- **WHAT THE TASK ASKS**
Locate each line of the data containing the string "characters" and copy those lines out.

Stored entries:
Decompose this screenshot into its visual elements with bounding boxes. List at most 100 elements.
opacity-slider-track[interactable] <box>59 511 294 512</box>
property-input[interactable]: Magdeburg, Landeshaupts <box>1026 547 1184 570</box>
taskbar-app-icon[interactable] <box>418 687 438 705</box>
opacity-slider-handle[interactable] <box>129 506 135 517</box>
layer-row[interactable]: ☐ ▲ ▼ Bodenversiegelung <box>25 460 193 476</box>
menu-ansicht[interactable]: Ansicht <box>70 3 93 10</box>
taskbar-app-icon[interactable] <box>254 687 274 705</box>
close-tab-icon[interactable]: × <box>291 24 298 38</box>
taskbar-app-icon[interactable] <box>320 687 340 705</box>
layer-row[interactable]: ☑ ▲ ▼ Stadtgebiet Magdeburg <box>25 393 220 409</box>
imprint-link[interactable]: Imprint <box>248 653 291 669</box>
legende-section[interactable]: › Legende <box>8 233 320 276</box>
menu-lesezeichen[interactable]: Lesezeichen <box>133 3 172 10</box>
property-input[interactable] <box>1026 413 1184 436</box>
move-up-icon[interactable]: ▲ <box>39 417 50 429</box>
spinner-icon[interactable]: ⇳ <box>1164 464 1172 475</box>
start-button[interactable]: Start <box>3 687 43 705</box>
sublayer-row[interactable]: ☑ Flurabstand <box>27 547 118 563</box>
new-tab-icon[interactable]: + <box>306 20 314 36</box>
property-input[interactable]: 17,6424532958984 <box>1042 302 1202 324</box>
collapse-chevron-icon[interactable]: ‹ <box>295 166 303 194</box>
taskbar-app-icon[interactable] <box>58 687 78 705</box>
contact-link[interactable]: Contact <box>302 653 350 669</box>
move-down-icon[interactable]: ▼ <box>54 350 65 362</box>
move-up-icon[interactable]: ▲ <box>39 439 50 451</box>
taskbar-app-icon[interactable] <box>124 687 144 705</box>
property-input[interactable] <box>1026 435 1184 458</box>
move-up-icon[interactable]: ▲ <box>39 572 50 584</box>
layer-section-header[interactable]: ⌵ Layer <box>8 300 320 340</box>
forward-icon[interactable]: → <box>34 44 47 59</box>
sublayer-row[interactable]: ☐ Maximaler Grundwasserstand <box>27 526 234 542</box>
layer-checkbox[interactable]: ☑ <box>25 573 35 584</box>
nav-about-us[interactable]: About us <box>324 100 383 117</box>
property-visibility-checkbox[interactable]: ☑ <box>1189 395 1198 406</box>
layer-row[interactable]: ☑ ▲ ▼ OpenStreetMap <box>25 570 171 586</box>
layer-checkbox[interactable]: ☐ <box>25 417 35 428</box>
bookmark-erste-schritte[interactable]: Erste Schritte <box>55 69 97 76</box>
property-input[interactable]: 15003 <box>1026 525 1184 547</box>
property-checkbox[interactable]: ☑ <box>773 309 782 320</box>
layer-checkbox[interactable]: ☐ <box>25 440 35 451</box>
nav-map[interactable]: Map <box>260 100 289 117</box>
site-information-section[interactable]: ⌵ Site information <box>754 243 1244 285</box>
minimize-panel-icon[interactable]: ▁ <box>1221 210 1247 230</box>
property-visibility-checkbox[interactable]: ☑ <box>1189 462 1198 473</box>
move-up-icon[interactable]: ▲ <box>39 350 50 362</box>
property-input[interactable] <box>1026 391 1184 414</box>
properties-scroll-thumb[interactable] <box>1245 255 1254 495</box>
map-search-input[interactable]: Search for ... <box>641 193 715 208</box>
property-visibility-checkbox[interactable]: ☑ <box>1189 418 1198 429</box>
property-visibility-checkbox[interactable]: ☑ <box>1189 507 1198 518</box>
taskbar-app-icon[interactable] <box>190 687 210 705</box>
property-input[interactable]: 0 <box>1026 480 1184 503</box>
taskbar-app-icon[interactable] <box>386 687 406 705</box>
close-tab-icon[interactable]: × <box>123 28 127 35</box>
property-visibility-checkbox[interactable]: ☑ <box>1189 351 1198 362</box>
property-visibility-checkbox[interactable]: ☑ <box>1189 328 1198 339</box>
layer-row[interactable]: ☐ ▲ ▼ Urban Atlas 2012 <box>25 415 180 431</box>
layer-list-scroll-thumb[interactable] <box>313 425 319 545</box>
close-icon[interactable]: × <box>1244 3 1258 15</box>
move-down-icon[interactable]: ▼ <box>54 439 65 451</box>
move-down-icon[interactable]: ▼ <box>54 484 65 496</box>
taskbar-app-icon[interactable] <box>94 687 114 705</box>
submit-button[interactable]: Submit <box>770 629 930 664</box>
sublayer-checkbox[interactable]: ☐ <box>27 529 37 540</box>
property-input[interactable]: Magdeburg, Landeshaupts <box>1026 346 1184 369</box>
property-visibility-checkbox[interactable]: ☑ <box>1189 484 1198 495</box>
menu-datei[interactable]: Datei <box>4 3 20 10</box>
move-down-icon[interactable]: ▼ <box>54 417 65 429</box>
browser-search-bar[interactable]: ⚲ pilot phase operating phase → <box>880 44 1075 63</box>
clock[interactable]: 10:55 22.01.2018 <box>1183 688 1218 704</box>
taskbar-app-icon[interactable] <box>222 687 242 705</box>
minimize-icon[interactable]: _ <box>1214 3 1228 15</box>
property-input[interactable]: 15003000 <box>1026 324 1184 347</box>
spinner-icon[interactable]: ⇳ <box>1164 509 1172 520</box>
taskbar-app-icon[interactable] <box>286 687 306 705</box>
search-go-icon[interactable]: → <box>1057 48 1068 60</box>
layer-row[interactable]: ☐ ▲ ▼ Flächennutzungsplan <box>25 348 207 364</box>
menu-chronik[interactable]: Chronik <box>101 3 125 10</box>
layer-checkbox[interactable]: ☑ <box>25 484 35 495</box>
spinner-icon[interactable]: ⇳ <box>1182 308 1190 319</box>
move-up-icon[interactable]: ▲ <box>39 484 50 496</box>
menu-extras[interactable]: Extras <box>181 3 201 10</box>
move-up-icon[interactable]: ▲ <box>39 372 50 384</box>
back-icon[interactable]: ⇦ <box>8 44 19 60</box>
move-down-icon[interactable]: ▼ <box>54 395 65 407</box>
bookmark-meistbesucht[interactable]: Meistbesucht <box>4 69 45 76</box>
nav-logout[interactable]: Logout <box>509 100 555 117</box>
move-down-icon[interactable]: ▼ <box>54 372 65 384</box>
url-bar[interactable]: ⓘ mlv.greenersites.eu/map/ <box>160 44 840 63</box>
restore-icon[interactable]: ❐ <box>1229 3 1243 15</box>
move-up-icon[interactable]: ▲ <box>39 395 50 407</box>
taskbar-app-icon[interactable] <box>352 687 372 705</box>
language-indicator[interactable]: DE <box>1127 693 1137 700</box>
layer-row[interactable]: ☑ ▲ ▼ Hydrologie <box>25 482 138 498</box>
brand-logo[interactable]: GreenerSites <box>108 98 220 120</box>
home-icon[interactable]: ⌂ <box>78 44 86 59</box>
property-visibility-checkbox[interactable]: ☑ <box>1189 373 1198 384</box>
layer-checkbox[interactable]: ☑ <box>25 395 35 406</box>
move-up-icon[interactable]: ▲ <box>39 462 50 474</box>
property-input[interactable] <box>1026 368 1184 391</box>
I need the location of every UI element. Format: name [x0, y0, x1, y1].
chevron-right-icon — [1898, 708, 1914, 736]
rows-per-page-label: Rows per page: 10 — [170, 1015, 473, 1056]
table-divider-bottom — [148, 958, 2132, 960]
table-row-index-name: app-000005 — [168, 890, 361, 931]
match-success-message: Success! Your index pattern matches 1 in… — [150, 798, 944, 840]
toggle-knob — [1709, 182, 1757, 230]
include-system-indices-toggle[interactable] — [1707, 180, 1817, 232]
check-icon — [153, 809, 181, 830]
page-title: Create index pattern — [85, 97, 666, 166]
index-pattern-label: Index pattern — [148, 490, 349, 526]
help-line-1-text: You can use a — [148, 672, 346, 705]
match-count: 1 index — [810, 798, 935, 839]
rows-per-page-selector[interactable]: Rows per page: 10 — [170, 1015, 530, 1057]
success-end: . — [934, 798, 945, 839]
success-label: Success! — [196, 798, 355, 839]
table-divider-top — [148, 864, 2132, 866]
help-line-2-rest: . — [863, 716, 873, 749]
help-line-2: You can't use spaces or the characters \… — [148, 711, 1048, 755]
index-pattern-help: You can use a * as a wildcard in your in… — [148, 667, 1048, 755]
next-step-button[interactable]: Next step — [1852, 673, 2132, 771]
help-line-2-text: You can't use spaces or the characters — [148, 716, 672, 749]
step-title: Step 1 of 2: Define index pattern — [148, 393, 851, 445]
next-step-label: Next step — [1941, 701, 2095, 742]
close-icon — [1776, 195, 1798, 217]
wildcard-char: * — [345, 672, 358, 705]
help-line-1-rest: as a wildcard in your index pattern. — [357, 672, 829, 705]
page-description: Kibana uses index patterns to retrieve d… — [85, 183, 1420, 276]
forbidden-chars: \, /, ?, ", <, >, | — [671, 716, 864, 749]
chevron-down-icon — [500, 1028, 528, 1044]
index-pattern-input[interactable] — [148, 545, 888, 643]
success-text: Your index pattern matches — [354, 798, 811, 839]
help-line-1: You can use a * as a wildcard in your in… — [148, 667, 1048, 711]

- **EXERCISE RESULT**
help-line-2: You can't use spaces or the characters \… — [148, 711, 1048, 755]
help-line-2-text: You can't use spaces or the characters — [148, 716, 672, 749]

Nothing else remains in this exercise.